◆ **TASK TO COMPLETE**
Only the number is wanted: how many lines contain the string "start"?

Items listed in a dataset
════════

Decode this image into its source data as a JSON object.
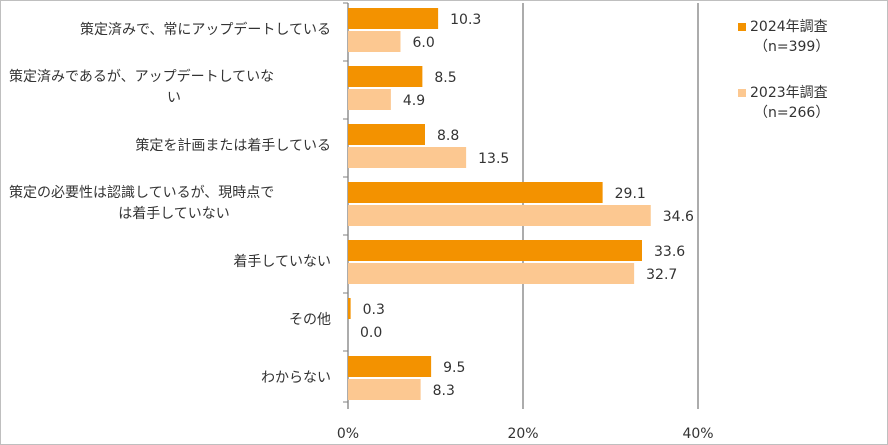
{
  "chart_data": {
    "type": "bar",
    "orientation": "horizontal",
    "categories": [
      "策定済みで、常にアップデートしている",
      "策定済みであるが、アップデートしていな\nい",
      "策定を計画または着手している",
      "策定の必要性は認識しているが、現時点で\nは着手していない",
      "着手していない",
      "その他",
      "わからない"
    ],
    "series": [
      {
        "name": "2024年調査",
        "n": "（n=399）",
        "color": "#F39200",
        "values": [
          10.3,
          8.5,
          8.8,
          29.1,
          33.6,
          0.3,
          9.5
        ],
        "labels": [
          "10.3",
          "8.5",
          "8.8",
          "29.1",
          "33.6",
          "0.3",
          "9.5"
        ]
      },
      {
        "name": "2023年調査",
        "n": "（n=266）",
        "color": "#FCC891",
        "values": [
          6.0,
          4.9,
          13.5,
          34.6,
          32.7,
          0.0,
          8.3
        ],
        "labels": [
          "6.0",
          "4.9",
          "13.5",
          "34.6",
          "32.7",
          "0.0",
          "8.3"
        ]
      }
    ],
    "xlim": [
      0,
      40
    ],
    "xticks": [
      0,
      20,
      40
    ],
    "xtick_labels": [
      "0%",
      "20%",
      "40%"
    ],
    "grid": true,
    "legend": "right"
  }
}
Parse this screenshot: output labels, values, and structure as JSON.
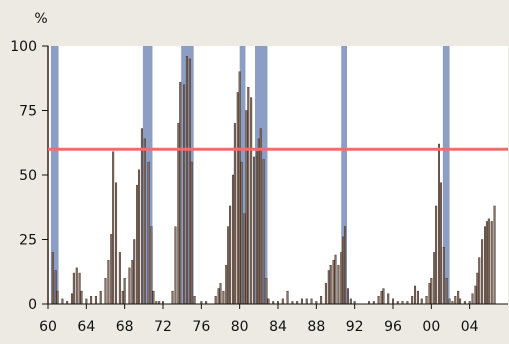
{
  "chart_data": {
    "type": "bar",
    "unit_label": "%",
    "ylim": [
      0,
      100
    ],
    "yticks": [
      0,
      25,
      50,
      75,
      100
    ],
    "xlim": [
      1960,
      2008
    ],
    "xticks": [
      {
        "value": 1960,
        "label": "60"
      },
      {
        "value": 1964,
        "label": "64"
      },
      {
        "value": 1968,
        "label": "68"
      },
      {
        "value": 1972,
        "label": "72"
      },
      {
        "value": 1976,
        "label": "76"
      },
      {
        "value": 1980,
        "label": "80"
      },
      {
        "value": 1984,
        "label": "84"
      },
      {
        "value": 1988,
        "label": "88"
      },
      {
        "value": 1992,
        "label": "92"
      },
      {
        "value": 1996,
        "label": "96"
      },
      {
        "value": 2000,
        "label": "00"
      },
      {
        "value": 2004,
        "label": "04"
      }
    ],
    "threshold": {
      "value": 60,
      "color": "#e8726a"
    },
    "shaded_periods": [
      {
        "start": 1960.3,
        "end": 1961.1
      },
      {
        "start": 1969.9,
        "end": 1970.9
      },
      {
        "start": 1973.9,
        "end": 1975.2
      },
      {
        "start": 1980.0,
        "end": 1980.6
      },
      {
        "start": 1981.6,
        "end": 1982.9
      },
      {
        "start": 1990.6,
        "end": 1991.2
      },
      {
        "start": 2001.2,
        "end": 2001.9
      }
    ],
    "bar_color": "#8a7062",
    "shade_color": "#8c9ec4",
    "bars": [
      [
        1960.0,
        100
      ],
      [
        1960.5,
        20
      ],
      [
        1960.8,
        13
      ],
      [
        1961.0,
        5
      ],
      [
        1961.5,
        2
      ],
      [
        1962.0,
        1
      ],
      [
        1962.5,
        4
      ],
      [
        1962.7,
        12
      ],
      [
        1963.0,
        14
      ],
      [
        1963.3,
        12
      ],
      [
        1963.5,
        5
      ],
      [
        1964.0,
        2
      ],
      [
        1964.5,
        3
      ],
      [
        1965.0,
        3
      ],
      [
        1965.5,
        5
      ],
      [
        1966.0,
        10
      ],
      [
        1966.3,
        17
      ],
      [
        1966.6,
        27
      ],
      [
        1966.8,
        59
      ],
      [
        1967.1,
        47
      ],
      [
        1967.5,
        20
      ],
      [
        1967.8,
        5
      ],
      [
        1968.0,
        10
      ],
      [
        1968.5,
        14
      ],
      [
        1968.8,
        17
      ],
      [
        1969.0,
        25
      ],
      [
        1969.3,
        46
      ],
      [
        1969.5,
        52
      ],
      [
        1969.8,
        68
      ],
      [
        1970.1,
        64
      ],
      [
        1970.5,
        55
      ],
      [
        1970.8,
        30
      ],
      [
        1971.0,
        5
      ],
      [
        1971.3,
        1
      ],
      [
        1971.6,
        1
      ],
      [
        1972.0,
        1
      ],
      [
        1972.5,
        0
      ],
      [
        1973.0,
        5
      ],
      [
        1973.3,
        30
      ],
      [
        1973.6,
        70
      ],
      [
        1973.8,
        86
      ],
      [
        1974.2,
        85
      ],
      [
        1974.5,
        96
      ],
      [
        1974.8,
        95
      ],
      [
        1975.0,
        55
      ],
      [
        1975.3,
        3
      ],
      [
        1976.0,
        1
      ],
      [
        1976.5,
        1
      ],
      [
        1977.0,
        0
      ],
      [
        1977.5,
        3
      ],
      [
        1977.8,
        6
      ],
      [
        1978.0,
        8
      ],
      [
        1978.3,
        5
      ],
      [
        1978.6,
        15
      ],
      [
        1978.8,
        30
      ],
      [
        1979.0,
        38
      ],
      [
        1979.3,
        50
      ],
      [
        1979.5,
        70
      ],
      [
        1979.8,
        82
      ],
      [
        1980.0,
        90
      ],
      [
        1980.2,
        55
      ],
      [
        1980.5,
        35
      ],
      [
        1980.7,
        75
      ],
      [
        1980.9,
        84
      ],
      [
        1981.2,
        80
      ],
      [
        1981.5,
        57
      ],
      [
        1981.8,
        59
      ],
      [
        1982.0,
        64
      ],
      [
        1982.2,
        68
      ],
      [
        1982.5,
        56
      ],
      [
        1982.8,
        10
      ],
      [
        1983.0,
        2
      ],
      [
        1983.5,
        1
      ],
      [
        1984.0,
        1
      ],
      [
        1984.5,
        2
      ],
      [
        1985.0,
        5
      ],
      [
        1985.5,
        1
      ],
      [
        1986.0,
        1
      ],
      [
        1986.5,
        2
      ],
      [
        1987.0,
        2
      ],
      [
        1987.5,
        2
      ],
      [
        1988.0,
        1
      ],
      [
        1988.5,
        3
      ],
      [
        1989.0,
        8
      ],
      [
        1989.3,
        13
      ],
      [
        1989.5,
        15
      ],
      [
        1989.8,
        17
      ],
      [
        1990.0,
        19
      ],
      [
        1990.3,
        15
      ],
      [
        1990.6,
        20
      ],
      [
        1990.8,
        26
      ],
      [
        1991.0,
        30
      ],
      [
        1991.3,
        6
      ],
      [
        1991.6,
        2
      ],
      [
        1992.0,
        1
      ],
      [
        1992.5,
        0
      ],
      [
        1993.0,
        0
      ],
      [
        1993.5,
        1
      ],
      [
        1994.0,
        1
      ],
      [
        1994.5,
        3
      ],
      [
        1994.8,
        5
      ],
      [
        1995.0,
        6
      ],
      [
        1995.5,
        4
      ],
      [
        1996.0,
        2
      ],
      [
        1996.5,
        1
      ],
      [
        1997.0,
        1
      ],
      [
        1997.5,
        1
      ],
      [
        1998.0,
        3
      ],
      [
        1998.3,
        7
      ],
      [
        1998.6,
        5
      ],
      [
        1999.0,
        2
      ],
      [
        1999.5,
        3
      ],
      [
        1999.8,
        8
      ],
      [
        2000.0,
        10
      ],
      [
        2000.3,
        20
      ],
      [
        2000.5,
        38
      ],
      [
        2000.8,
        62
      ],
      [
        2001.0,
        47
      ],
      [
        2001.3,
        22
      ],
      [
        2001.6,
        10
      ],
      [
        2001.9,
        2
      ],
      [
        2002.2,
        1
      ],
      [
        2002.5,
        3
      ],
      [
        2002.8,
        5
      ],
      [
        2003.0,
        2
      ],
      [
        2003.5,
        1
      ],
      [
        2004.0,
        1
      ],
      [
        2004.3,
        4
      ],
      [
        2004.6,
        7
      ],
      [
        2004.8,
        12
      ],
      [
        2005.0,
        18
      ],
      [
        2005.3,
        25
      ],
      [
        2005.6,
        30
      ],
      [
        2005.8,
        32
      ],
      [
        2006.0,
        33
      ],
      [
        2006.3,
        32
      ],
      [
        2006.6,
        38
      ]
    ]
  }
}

════════

◆ **TASK OUTPUT**
7